(Rows from a dataset)
********

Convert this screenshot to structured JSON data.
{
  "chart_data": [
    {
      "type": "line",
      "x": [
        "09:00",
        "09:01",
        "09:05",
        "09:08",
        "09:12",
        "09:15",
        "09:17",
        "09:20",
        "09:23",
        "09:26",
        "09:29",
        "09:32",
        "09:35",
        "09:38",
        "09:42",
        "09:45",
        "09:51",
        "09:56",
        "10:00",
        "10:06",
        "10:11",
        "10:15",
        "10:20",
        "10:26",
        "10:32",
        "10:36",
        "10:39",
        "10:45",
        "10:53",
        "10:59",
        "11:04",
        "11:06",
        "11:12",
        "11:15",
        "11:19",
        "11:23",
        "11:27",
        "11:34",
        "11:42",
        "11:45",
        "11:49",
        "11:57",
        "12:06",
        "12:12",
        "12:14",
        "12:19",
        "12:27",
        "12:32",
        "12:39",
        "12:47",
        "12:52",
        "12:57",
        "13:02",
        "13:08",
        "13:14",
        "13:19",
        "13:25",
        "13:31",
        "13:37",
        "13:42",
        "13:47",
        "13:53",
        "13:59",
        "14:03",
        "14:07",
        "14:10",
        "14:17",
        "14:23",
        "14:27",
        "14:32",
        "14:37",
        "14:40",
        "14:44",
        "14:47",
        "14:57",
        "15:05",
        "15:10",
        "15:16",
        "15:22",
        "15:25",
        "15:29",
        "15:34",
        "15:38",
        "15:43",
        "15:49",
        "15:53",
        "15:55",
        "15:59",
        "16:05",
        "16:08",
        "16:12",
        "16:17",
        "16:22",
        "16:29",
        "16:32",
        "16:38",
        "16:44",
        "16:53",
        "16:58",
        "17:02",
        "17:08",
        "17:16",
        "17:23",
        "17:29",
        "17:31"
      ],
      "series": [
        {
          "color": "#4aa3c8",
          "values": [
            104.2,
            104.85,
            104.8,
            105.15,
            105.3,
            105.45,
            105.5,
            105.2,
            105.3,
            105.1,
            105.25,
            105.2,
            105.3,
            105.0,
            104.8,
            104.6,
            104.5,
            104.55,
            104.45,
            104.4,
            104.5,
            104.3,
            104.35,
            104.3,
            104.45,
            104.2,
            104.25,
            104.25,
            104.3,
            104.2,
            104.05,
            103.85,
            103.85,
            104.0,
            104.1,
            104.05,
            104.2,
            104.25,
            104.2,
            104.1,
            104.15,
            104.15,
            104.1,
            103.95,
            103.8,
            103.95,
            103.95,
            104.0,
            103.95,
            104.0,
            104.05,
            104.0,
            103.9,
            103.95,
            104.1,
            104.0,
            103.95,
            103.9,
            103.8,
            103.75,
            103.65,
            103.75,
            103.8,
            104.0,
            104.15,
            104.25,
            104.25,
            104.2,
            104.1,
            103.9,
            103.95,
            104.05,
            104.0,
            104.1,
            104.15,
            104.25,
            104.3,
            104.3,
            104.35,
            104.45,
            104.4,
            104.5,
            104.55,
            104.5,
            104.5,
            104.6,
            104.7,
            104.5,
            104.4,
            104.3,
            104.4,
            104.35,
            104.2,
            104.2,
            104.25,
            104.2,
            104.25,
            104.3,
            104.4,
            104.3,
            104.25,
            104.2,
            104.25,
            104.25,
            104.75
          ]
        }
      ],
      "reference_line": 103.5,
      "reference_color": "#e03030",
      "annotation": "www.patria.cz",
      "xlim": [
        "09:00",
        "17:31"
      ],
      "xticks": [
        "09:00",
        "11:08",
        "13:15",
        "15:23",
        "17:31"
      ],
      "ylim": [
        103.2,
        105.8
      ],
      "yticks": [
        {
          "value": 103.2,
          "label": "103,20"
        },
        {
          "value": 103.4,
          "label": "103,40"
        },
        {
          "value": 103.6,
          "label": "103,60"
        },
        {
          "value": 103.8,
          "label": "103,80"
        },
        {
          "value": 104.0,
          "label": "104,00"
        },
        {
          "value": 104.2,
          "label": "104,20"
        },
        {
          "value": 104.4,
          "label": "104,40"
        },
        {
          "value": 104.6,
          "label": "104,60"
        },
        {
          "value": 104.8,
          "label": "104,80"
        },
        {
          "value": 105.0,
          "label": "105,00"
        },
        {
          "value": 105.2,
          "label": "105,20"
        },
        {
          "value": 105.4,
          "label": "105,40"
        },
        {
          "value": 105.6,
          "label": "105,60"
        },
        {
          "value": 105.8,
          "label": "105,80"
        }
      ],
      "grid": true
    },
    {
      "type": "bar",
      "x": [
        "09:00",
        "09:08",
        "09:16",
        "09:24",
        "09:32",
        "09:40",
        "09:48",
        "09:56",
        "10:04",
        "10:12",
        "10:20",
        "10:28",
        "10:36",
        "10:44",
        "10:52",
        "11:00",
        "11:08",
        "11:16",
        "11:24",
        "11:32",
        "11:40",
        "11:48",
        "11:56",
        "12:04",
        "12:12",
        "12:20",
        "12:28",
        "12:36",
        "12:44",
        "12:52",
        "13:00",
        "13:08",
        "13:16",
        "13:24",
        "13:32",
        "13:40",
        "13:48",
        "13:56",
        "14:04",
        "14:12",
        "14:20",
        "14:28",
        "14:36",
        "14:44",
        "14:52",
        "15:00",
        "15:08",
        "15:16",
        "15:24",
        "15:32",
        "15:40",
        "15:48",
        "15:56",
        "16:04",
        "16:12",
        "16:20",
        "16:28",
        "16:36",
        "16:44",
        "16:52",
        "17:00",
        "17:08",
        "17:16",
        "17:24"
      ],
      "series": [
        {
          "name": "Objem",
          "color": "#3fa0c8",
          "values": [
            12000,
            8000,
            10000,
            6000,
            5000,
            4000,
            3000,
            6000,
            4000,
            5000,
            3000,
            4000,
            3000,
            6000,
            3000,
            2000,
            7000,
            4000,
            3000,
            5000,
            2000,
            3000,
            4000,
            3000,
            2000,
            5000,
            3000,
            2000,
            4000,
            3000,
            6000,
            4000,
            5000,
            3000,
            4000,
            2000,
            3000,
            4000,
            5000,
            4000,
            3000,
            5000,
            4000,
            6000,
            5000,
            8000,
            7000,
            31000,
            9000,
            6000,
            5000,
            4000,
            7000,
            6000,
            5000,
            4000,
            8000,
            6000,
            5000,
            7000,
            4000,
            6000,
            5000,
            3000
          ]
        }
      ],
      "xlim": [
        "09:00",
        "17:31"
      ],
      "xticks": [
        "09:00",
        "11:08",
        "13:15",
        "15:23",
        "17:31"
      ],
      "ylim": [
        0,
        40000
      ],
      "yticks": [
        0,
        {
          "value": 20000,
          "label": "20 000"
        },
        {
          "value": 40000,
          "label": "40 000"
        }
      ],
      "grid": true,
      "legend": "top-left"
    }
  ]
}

********

- What is being asked -
Write every line of the material above again, exactly.

- Result of this task -
Convert this screenshot to structured JSON data.
{
  "chart_data": [
    {
      "type": "line",
      "x": [
        "09:00",
        "09:01",
        "09:05",
        "09:08",
        "09:12",
        "09:15",
        "09:17",
        "09:20",
        "09:23",
        "09:26",
        "09:29",
        "09:32",
        "09:35",
        "09:38",
        "09:42",
        "09:45",
        "09:51",
        "09:56",
        "10:00",
        "10:06",
        "10:11",
        "10:15",
        "10:20",
        "10:26",
        "10:32",
        "10:36",
        "10:39",
        "10:45",
        "10:53",
        "10:59",
        "11:04",
        "11:06",
        "11:12",
        "11:15",
        "11:19",
        "11:23",
        "11:27",
        "11:34",
        "11:42",
        "11:45",
        "11:49",
        "11:57",
        "12:06",
        "12:12",
        "12:14",
        "12:19",
        "12:27",
        "12:32",
        "12:39",
        "12:47",
        "12:52",
        "12:57",
        "13:02",
        "13:08",
        "13:14",
        "13:19",
        "13:25",
        "13:31",
        "13:37",
        "13:42",
        "13:47",
        "13:53",
        "13:59",
        "14:03",
        "14:07",
        "14:10",
        "14:17",
        "14:23",
        "14:27",
        "14:32",
        "14:37",
        "14:40",
        "14:44",
        "14:47",
        "14:57",
        "15:05",
        "15:10",
        "15:16",
        "15:22",
        "15:25",
        "15:29",
        "15:34",
        "15:38",
        "15:43",
        "15:49",
        "15:53",
        "15:55",
        "15:59",
        "16:05",
        "16:08",
        "16:12",
        "16:17",
        "16:22",
        "16:29",
        "16:32",
        "16:38",
        "16:44",
        "16:53",
        "16:58",
        "17:02",
        "17:08",
        "17:16",
        "17:23",
        "17:29",
        "17:31"
      ],
      "series": [
        {
          "color": "#4aa3c8",
          "values": [
            104.2,
            104.85,
            104.8,
            105.15,
            105.3,
            105.45,
            105.5,
            105.2,
            105.3,
            105.1,
            105.25,
            105.2,
            105.3,
            105.0,
            104.8,
            104.6,
            104.5,
            104.55,
            104.45,
            104.4,
            104.5,
            104.3,
            104.35,
            104.3,
            104.45,
            104.2,
            104.25,
            104.25,
            104.3,
            104.2,
            104.05,
            103.85,
            103.85,
            104.0,
            104.1,
            104.05,
            104.2,
            104.25,
            104.2,
            104.1,
            104.15,
            104.15,
            104.1,
            103.95,
            103.8,
            103.95,
            103.95,
            104.0,
            103.95,
            104.0,
            104.05,
            104.0,
            103.9,
            103.95,
            104.1,
            104.0,
            103.95,
            103.9,
            103.8,
            103.75,
            103.65,
            103.75,
            103.8,
            104.0,
            104.15,
            104.25,
            104.25,
            104.2,
            104.1,
            103.9,
            103.95,
            104.05,
            104.0,
            104.1,
            104.15,
            104.25,
            104.3,
            104.3,
            104.35,
            104.45,
            104.4,
            104.5,
            104.55,
            104.5,
            104.5,
            104.6,
            104.7,
            104.5,
            104.4,
            104.3,
            104.4,
            104.35,
            104.2,
            104.2,
            104.25,
            104.2,
            104.25,
            104.3,
            104.4,
            104.3,
            104.25,
            104.2,
            104.25,
            104.25,
            104.75
          ]
        }
      ],
      "reference_line": 103.5,
      "reference_color": "#e03030",
      "annotation": "www.patria.cz",
      "xlim": [
        "09:00",
        "17:31"
      ],
      "xticks": [
        "09:00",
        "11:08",
        "13:15",
        "15:23",
        "17:31"
      ],
      "ylim": [
        103.2,
        105.8
      ],
      "yticks": [
        {
          "value": 103.2,
          "label": "103,20"
        },
        {
          "value": 103.4,
          "label": "103,40"
        },
        {
          "value": 103.6,
          "label": "103,60"
        },
        {
          "value": 103.8,
          "label": "103,80"
        },
        {
          "value": 104.0,
          "label": "104,00"
        },
        {
          "value": 104.2,
          "label": "104,20"
        },
        {
          "value": 104.4,
          "label": "104,40"
        },
        {
          "value": 104.6,
          "label": "104,60"
        },
        {
          "value": 104.8,
          "label": "104,80"
        },
        {
          "value": 105.0,
          "label": "105,00"
        },
        {
          "value": 105.2,
          "label": "105,20"
        },
        {
          "value": 105.4,
          "label": "105,40"
        },
        {
          "value": 105.6,
          "label": "105,60"
        },
        {
          "value": 105.8,
          "label": "105,80"
        }
      ],
      "grid": true
    },
    {
      "type": "bar",
      "x": [
        "09:00",
        "09:08",
        "09:16",
        "09:24",
        "09:32",
        "09:40",
        "09:48",
        "09:56",
        "10:04",
        "10:12",
        "10:20",
        "10:28",
        "10:36",
        "10:44",
        "10:52",
        "11:00",
        "11:08",
        "11:16",
        "11:24",
        "11:32",
        "11:40",
        "11:48",
        "11:56",
        "12:04",
        "12:12",
        "12:20",
        "12:28",
        "12:36",
        "12:44",
        "12:52",
        "13:00",
        "13:08",
        "13:16",
        "13:24",
        "13:32",
        "13:40",
        "13:48",
        "13:56",
        "14:04",
        "14:12",
        "14:20",
        "14:28",
        "14:36",
        "14:44",
        "14:52",
        "15:00",
        "15:08",
        "15:16",
        "15:24",
        "15:32",
        "15:40",
        "15:48",
        "15:56",
        "16:04",
        "16:12",
        "16:20",
        "16:28",
        "16:36",
        "16:44",
        "16:52",
        "17:00",
        "17:08",
        "17:16",
        "17:24"
      ],
      "series": [
        {
          "name": "Objem",
          "color": "#3fa0c8",
          "values": [
            12000,
            8000,
            10000,
            6000,
            5000,
            4000,
            3000,
            6000,
            4000,
            5000,
            3000,
            4000,
            3000,
            6000,
            3000,
            2000,
            7000,
            4000,
            3000,
            5000,
            2000,
            3000,
            4000,
            3000,
            2000,
            5000,
            3000,
            2000,
            4000,
            3000,
            6000,
            4000,
            5000,
            3000,
            4000,
            2000,
            3000,
            4000,
            5000,
            4000,
            3000,
            5000,
            4000,
            6000,
            5000,
            8000,
            7000,
            31000,
            9000,
            6000,
            5000,
            4000,
            7000,
            6000,
            5000,
            4000,
            8000,
            6000,
            5000,
            7000,
            4000,
            6000,
            5000,
            3000
          ]
        }
      ],
      "xlim": [
        "09:00",
        "17:31"
      ],
      "xticks": [
        "09:00",
        "11:08",
        "13:15",
        "15:23",
        "17:31"
      ],
      "ylim": [
        0,
        40000
      ],
      "yticks": [
        0,
        {
          "value": 20000,
          "label": "20 000"
        },
        {
          "value": 40000,
          "label": "40 000"
        }
      ],
      "grid": true,
      "legend": "top-left"
    }
  ]
}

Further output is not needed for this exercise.